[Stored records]
----------

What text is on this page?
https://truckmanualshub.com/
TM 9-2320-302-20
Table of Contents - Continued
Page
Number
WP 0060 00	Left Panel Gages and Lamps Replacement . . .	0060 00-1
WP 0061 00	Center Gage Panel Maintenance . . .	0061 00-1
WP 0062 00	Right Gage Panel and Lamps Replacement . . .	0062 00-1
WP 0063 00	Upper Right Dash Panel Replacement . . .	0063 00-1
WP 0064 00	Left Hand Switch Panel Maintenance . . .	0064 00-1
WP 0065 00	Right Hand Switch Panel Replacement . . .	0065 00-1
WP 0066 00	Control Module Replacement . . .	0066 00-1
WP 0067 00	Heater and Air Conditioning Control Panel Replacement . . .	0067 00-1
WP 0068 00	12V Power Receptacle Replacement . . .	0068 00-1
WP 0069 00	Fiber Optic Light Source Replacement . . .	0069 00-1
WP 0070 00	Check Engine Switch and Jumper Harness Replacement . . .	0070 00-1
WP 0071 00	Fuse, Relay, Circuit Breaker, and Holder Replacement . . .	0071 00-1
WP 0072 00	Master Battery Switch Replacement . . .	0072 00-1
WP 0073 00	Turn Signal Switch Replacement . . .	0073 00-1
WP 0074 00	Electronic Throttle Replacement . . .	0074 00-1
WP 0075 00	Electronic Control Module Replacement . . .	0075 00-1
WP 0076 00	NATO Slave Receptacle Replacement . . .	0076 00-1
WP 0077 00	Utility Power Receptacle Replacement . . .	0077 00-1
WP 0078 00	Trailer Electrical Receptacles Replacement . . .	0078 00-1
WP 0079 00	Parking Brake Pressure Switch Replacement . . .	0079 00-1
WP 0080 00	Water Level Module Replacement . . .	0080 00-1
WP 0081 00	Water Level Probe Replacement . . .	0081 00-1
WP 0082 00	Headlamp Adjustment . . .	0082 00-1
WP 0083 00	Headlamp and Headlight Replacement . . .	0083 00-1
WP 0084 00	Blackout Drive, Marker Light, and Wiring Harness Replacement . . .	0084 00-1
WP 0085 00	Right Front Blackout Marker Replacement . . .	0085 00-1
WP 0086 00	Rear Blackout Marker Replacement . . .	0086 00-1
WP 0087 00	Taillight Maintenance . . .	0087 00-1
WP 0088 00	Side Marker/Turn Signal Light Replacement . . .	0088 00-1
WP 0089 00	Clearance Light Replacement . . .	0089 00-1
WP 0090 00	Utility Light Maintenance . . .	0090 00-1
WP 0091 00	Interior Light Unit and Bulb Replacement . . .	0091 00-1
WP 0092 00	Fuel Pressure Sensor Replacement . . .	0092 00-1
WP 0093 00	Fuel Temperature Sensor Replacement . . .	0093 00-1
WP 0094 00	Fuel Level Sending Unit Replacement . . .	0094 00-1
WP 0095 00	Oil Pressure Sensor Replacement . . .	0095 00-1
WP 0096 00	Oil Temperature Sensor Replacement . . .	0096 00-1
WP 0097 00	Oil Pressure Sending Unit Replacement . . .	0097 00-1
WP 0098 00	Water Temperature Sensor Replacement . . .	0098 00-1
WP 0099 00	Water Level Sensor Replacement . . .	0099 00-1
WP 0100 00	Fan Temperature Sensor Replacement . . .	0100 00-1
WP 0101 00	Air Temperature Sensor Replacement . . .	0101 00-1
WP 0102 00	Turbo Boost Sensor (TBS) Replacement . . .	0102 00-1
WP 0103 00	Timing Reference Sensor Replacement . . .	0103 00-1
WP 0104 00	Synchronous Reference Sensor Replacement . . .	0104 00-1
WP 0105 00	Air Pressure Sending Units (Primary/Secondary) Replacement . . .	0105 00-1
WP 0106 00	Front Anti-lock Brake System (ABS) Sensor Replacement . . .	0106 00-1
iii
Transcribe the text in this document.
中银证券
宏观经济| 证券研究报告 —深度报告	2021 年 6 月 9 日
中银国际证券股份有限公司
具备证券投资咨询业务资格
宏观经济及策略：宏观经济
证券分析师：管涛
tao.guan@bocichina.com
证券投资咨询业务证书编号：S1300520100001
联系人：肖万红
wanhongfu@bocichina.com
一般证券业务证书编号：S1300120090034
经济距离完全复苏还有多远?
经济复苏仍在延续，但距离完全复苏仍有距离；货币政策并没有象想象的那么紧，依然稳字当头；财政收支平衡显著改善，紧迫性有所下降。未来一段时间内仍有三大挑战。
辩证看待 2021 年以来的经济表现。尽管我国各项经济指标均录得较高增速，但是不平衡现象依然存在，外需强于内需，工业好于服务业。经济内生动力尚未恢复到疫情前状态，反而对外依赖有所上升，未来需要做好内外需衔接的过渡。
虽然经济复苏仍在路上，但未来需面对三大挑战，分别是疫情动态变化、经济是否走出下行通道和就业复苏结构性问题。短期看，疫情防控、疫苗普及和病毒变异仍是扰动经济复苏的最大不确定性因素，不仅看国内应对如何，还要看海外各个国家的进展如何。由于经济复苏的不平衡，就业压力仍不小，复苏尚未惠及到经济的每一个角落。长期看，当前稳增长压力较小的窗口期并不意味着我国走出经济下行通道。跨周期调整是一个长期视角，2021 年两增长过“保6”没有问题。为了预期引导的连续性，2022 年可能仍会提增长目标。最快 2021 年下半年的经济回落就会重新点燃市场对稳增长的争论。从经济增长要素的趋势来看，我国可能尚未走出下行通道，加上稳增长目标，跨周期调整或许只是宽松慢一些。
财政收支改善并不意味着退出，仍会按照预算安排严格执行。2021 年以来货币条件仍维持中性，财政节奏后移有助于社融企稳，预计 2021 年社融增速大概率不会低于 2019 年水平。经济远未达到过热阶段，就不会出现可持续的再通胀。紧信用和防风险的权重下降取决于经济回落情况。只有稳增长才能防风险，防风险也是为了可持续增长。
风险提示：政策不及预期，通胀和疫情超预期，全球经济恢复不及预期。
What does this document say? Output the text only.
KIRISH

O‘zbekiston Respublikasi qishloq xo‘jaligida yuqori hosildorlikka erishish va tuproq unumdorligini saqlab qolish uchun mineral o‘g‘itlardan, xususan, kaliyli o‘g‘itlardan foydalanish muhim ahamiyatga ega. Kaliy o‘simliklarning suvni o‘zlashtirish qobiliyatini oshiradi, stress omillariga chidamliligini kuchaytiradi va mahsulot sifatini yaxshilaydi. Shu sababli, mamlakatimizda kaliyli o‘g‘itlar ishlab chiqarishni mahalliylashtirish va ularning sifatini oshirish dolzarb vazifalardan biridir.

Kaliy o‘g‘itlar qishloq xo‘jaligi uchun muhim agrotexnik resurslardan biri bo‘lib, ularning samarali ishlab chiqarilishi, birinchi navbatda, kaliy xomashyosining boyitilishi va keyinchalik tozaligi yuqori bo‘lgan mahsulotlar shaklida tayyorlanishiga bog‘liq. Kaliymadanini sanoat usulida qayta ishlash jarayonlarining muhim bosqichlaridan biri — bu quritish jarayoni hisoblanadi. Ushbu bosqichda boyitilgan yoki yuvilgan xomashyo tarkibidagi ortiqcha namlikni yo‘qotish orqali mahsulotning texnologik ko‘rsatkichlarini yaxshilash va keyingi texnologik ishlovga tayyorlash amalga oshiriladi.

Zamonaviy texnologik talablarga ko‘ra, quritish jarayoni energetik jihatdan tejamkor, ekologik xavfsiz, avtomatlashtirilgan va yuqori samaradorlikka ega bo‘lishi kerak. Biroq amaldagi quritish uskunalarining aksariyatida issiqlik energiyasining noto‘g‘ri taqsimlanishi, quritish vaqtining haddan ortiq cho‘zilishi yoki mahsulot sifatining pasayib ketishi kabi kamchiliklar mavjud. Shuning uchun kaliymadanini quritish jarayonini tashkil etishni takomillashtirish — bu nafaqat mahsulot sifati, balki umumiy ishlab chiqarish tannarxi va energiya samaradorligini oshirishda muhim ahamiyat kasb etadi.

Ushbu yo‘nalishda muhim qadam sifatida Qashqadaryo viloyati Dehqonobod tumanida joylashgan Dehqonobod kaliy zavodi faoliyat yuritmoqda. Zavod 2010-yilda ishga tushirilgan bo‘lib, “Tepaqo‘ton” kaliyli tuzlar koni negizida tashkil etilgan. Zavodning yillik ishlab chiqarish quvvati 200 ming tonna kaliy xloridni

----------

Short exercise => Using the listing above, return all lines where the word "宏观经济" occurs.

Worked solution =>
宏观经济| 证券研究报告 —深度报告	2021 年 6 月 9 日
宏观经济及策略：宏观经济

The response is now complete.